Format every line of all the entries below as a JSON list of strings, with one string per line and blank lines omitted.

### Data supplied ###

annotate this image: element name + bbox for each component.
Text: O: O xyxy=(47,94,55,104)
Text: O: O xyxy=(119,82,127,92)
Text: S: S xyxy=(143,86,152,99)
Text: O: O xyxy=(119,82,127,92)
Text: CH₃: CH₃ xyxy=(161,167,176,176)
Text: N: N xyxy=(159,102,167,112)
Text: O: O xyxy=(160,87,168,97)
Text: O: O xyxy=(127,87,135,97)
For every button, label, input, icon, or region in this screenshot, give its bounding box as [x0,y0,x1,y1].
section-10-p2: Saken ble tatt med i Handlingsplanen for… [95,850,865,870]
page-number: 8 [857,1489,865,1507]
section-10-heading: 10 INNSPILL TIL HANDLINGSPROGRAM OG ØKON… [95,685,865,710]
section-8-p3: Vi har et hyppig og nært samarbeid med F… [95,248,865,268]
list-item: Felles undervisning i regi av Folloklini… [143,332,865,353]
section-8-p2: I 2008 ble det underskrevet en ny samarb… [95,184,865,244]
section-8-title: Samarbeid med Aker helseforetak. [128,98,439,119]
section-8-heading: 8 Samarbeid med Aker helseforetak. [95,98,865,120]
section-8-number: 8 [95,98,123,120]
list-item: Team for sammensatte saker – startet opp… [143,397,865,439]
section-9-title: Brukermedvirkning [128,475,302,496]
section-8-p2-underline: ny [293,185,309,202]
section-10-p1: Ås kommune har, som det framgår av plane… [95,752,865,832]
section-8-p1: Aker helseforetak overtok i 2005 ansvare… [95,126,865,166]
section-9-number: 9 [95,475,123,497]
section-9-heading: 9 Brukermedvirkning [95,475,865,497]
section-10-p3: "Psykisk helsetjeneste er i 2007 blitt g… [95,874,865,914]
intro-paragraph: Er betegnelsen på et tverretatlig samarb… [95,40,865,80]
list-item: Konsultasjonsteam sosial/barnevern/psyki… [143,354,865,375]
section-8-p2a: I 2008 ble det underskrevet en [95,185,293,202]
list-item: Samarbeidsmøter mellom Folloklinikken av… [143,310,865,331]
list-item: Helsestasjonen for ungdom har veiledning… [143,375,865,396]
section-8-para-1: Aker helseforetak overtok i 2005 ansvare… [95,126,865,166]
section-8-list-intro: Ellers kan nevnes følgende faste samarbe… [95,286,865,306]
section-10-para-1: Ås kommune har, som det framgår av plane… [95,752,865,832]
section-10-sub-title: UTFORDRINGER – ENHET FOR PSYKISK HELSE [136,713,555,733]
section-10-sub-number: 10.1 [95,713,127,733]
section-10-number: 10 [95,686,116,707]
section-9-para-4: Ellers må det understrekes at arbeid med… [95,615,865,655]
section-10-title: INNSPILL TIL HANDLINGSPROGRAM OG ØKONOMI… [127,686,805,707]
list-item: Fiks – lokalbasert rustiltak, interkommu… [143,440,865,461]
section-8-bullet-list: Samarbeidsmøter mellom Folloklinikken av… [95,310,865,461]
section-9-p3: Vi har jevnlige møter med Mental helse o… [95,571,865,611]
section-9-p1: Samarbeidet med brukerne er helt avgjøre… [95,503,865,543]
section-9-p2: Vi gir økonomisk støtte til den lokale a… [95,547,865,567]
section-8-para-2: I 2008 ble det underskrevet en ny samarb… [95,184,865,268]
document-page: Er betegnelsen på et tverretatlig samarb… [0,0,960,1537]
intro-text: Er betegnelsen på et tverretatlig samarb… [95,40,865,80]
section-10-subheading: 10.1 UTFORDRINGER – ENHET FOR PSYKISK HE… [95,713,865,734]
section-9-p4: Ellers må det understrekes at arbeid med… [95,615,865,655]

###

* The response
[
  "annotate this image: element name + bbox for each component.",
  "Text: O: O xyxy=(47,94,55,104)",
  "Text: O: O xyxy=(119,82,127,92)",
  "Text: S: S xyxy=(143,86,152,99)",
  "Text: O: O xyxy=(119,82,127,92)",
  "Text: CH₃: CH₃ xyxy=(161,167,176,176)",
  "Text: N: N xyxy=(159,102,167,112)",
  "Text: O: O xyxy=(160,87,168,97)",
  "Text: O: O xyxy=(127,87,135,97)",
  "For every button, label, input, icon, or region in this screenshot, give its bounding box as [x0,y0,x1,y1].",
  "section-10-p2: Saken ble tatt med i Handlingsplanen for… [95,850,865,870]",
  "page-number: 8 [857,1489,865,1507]",
  "section-10-heading: 10 INNSPILL TIL HANDLINGSPROGRAM OG ØKON… [95,685,865,710]",
  "section-8-p3: Vi har et hyppig og nært samarbeid med F… [95,248,865,268]",
  "list-item: Felles undervisning i regi av Folloklini… [143,332,865,353]",
  "section-8-p2: I 2008 ble det underskrevet en ny samarb… [95,184,865,244]",
  "section-8-title: Samarbeid med Aker helseforetak. [128,98,439,119]",
  "section-8-heading: 8 Samarbeid med Aker helseforetak. [95,98,865,120]",
  "section-8-number: 8 [95,98,123,120]",
  "list-item: Team for sammensatte saker – startet opp… [143,397,865,439]",
  "section-9-title: Brukermedvirkning [128,475,302,496]",
  "section-8-p2-underline: ny [293,185,309,202]",
  "section-10-p1: Ås kommune har, som det framgår av plane… [95,752,865,832]",
  "section-8-p1: Aker helseforetak overtok i 2005 ansvare… [95,126,865,166]",
  "section-9-number: 9 [95,475,123,497]",
  "section-9-heading: 9 Brukermedvirkning [95,475,865,497]",
  "section-10-p3: \"Psykisk helsetjeneste er i 2007 blitt g… [95,874,865,914]",
  "intro-paragraph: Er betegnelsen på et tverretatlig samarb… [95,40,865,80]",
  "list-item: Konsultasjonsteam sosial/barnevern/psyki… [143,354,865,375]",
  "section-8-p2a: I 2008 ble det underskrevet en [95,185,293,202]",
  "list-item: Samarbeidsmøter mellom Folloklinikken av… [143,310,865,331]",
  "list-item: Helsestasjonen for ungdom har veiledning… [143,375,865,396]",
  "section-8-para-1: Aker helseforetak overtok i 2005 ansvare… [95,126,865,166]",
  "section-8-list-intro: Ellers kan nevnes følgende faste samarbe… [95,286,865,306]",
  "section-10-para-1: Ås kommune har, som det framgår av plane… [95,752,865,832]",
  "section-10-sub-title: UTFORDRINGER – ENHET FOR PSYKISK HELSE [136,713,555,733]",
  "section-10-sub-number: 10.1 [95,713,127,733]",
  "section-10-number: 10 [95,686,116,707]",
  "section-9-para-4: Ellers må det understrekes at arbeid med… [95,615,865,655]",
  "section-10-title: INNSPILL TIL HANDLINGSPROGRAM OG ØKONOMI… [127,686,805,707]",
  "list-item: Fiks – lokalbasert rustiltak, interkommu… [143,440,865,461]",
  "section-8-bullet-list: Samarbeidsmøter mellom Folloklinikken av… [95,310,865,461]",
  "section-9-p3: Vi har jevnlige møter med Mental helse o… [95,571,865,611]",
  "section-9-p1: Samarbeidet med brukerne er helt avgjøre… [95,503,865,543]",
  "section-9-p2: Vi gir økonomisk støtte til den lokale a… [95,547,865,567]",
  "section-8-para-2: I 2008 ble det underskrevet en ny samarb… [95,184,865,268]",
  "document-page: Er betegnelsen på et tverretatlig samarb… [0,0,960,1537]",
  "intro-text: Er betegnelsen på et tverretatlig samarb… [95,40,865,80]",
  "section-10-subheading: 10.1 UTFORDRINGER – ENHET FOR PSYKISK HE… [95,713,865,734]",
  "section-9-p4: Ellers må det understrekes at arbeid med… [95,615,865,655]"
]